→ Entries provided
►

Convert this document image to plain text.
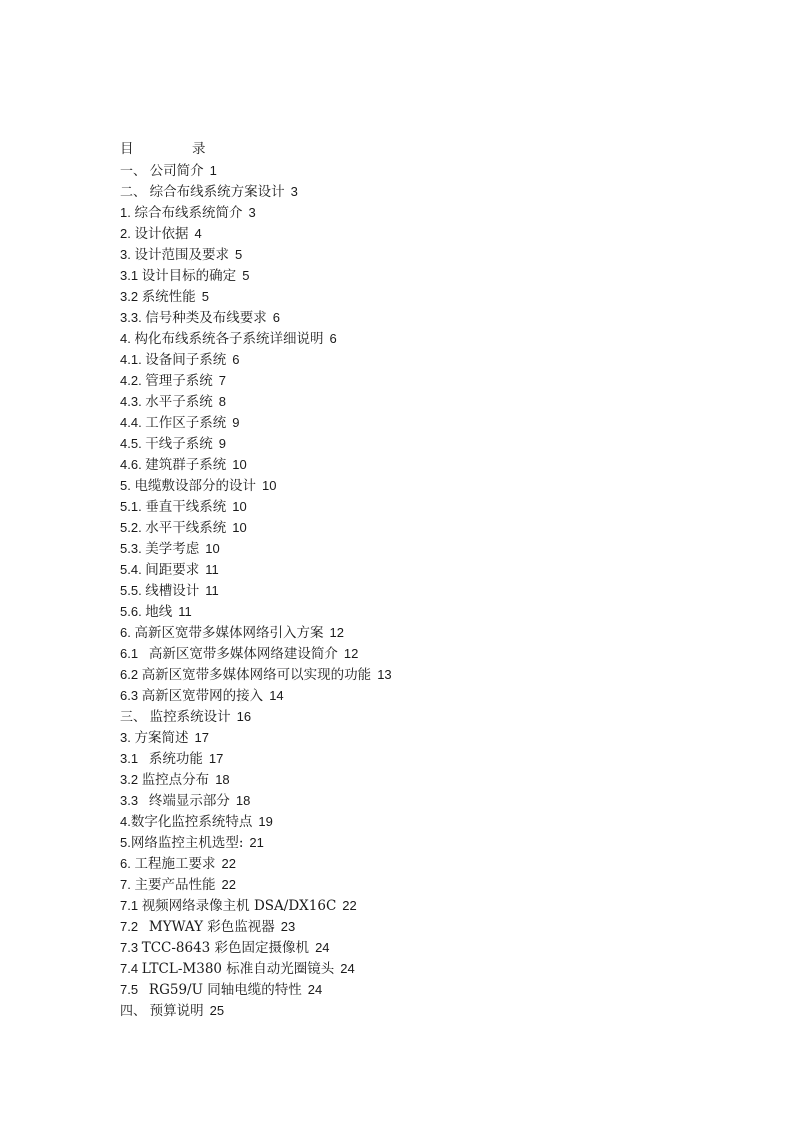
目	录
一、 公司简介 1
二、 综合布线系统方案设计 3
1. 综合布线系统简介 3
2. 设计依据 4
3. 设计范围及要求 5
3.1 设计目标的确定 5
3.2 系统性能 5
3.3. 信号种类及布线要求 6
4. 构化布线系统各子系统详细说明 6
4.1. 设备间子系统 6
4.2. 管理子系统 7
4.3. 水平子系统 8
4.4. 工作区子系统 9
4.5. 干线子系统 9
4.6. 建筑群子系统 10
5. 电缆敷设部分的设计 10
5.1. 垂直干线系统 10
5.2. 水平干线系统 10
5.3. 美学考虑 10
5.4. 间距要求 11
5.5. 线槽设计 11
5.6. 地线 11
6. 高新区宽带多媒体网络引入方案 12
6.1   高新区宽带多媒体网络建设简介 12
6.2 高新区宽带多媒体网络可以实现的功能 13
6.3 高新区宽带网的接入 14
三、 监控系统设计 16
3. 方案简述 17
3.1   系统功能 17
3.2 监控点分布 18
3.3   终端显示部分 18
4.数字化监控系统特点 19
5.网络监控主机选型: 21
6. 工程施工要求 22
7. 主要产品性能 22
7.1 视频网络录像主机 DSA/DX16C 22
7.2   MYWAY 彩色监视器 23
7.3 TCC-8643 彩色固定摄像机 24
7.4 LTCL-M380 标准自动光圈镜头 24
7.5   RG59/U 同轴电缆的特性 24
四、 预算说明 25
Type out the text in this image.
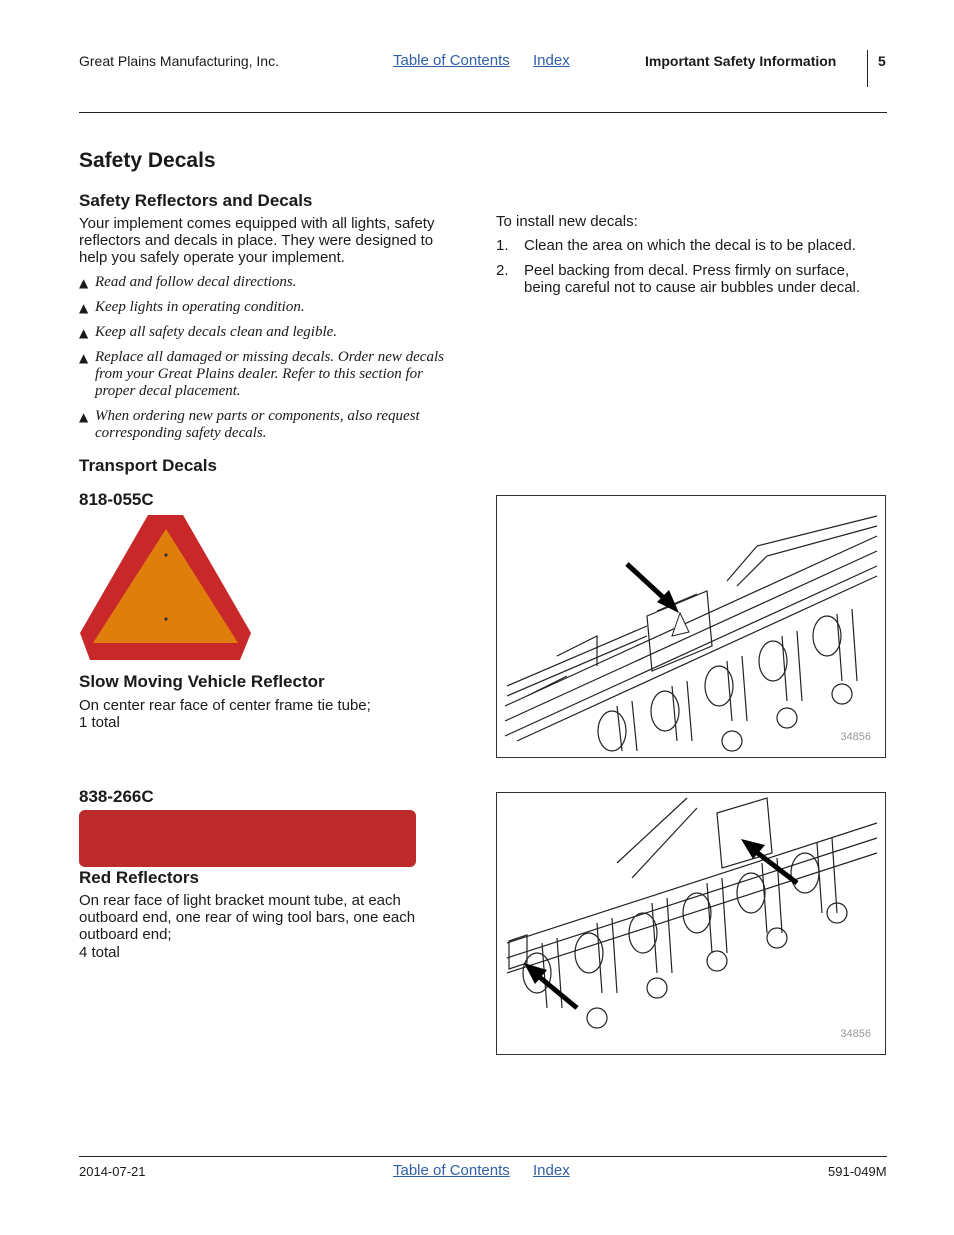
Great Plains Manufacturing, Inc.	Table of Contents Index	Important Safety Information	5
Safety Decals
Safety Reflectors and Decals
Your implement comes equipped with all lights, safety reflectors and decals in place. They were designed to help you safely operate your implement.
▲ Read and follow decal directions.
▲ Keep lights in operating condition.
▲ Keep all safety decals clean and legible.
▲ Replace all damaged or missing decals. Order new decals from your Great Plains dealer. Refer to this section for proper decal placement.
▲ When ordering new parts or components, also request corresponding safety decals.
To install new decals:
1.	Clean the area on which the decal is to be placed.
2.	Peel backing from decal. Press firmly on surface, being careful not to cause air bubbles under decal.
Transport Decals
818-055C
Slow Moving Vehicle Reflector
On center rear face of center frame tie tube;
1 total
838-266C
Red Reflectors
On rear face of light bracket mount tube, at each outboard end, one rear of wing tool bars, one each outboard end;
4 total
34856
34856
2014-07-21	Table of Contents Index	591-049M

◄

→ Exercise directions
Lines holding the word "this" in the entries above are the ones to pull out. Copy them all.

→ Answer in full
Convert this document image to plain text.
Type out the text in this image.
▲ Replace all damaged or missing decals. Order new decals from your Great Plains dealer. Refer to this section for proper decal placement.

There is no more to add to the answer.